**Task brief:** For each line that holds "JSON", copy the line out.

**Records supplied:**
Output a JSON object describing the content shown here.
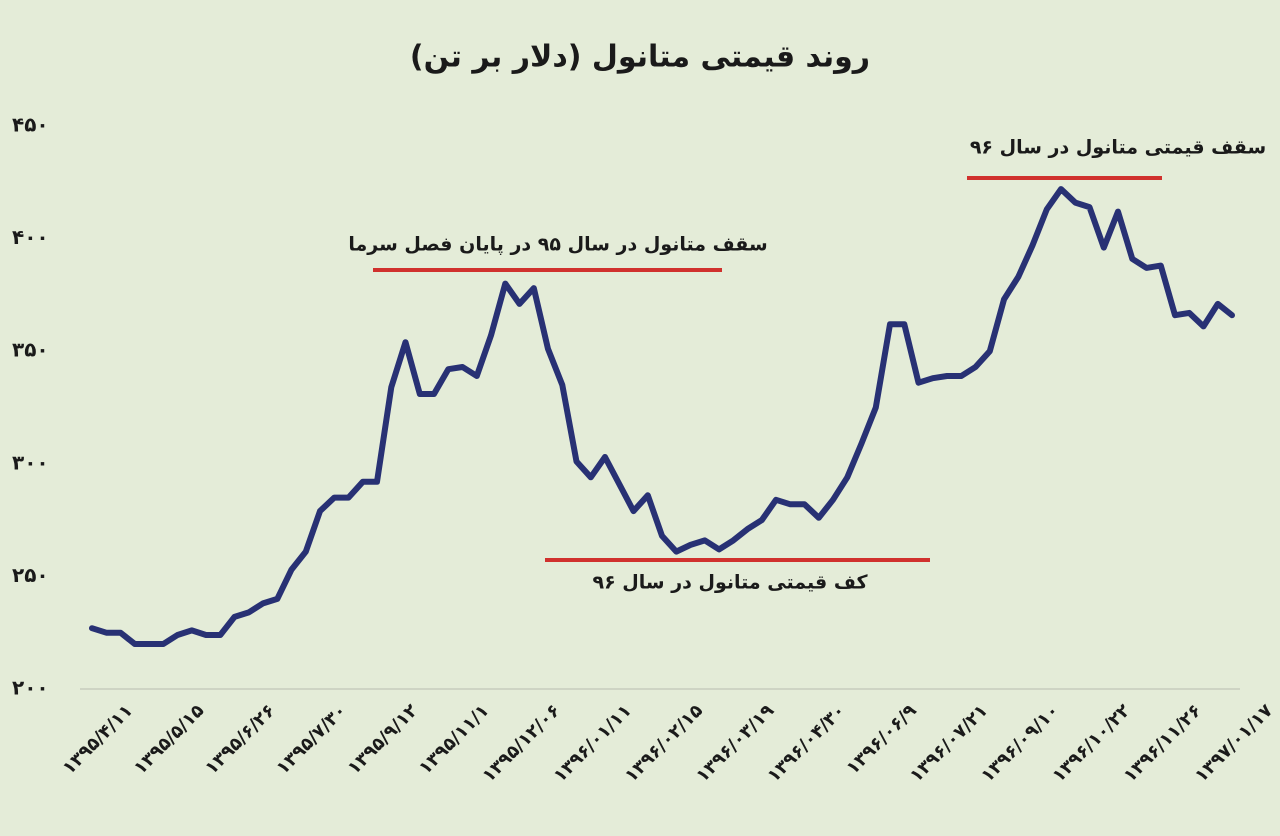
{
  "chart_data": {
    "type": "line",
    "title": "روند قیمتی متانول (دلار بر تن)",
    "color": "#283174",
    "categories": [
      "۱۳۹۵/۴/۱۱",
      null,
      null,
      null,
      null,
      "۱۳۹۵/۵/۱۵",
      null,
      null,
      null,
      null,
      "۱۳۹۵/۶/۲۶",
      null,
      null,
      null,
      null,
      "۱۳۹۵/۷/۳۰",
      null,
      null,
      null,
      null,
      "۱۳۹۵/۹/۱۲",
      null,
      null,
      null,
      null,
      "۱۳۹۵/۱۱/۱",
      null,
      null,
      null,
      null,
      "۱۳۹۵/۱۲/۰۶",
      null,
      null,
      null,
      null,
      "۱۳۹۶/۰۱/۱۱",
      null,
      null,
      null,
      null,
      "۱۳۹۶/۰۲/۱۵",
      null,
      null,
      null,
      null,
      "۱۳۹۶/۰۳/۱۹",
      null,
      null,
      null,
      null,
      "۱۳۹۶/۰۴/۳۰",
      null,
      null,
      null,
      null,
      "۱۳۹۶/۰۶/۹",
      null,
      null,
      null,
      null,
      "۱۳۹۶/۰۷/۲۱",
      null,
      null,
      null,
      null,
      "۱۳۹۶/۰۹/۱۰",
      null,
      null,
      null,
      null,
      "۱۳۹۶/۱۰/۲۲",
      null,
      null,
      null,
      null,
      "۱۳۹۶/۱۱/۲۶",
      null,
      null,
      null,
      null,
      "۱۳۹۷/۰۱/۱۷"
    ],
    "values": [
      227,
      225,
      225,
      220,
      220,
      220,
      224,
      226,
      224,
      224,
      232,
      234,
      238,
      240,
      253,
      261,
      279,
      285,
      285,
      292,
      292,
      334,
      354,
      331,
      331,
      342,
      343,
      339,
      357,
      380,
      371,
      378,
      351,
      335,
      301,
      294,
      303,
      291,
      279,
      286,
      268,
      261,
      264,
      266,
      262,
      266,
      271,
      275,
      284,
      282,
      282,
      276,
      284,
      294,
      309,
      325,
      362,
      362,
      336,
      338,
      339,
      339,
      343,
      350,
      373,
      383,
      397,
      413,
      422,
      416,
      414,
      396,
      412,
      391,
      387,
      388,
      366,
      367,
      361,
      371,
      366
    ],
    "ylim": [
      200,
      450
    ],
    "yticks": [
      {
        "value": 200,
        "label": "۲۰۰"
      },
      {
        "value": 250,
        "label": "۲۵۰"
      },
      {
        "value": 300,
        "label": "۳۰۰"
      },
      {
        "value": 350,
        "label": "۳۵۰"
      },
      {
        "value": 400,
        "label": "۴۰۰"
      },
      {
        "value": 450,
        "label": "۴۵۰"
      }
    ],
    "annotations": [
      "سقف متانول در سال ۹۵ در پایان فصل سرما",
      "کف قیمتی متانول در سال ۹۶",
      "سقف قیمتی متانول در سال ۹۶"
    ]
  }
}
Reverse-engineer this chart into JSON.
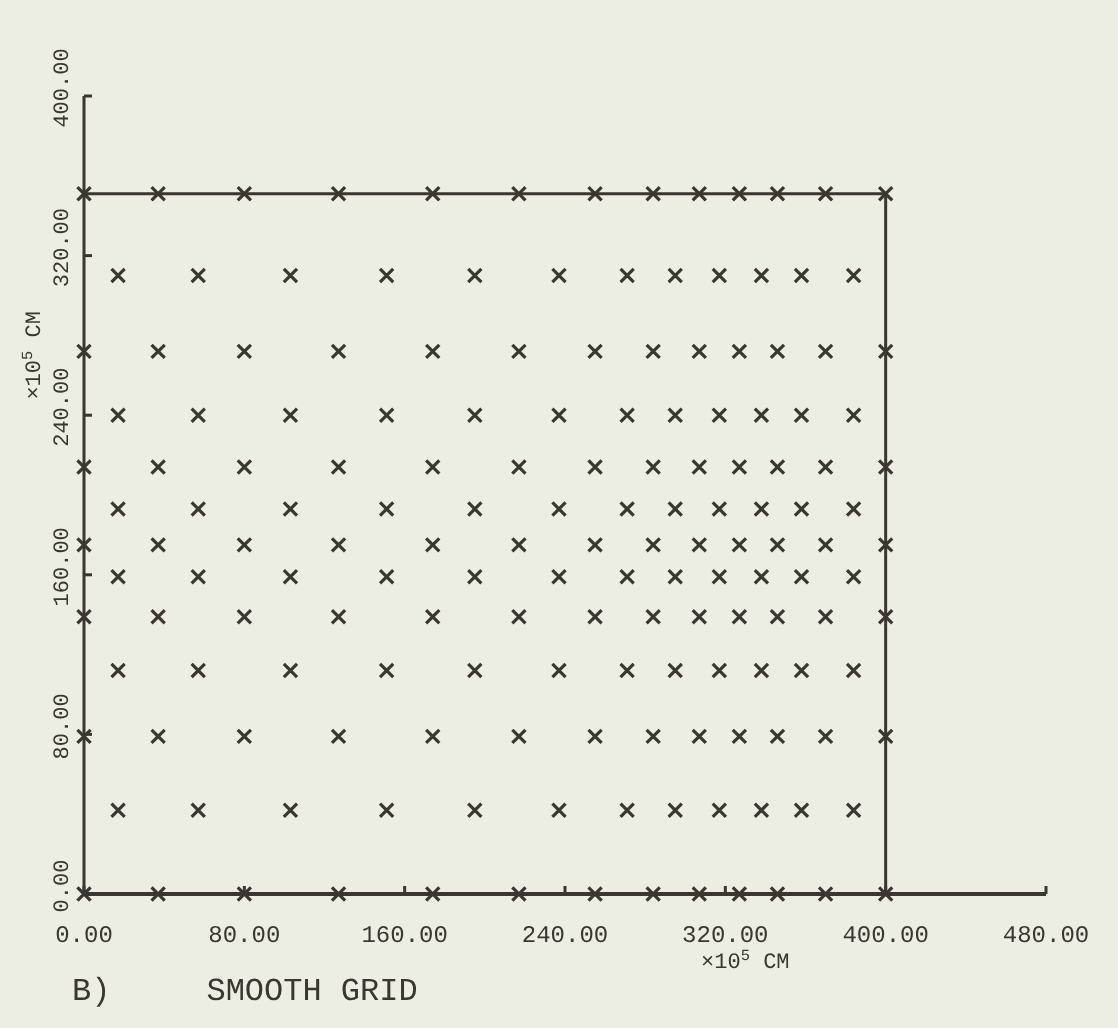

**Solution to this exercise:**
Output a JSON object describing the content shown here.
Reverse-engineer this chart into JSON.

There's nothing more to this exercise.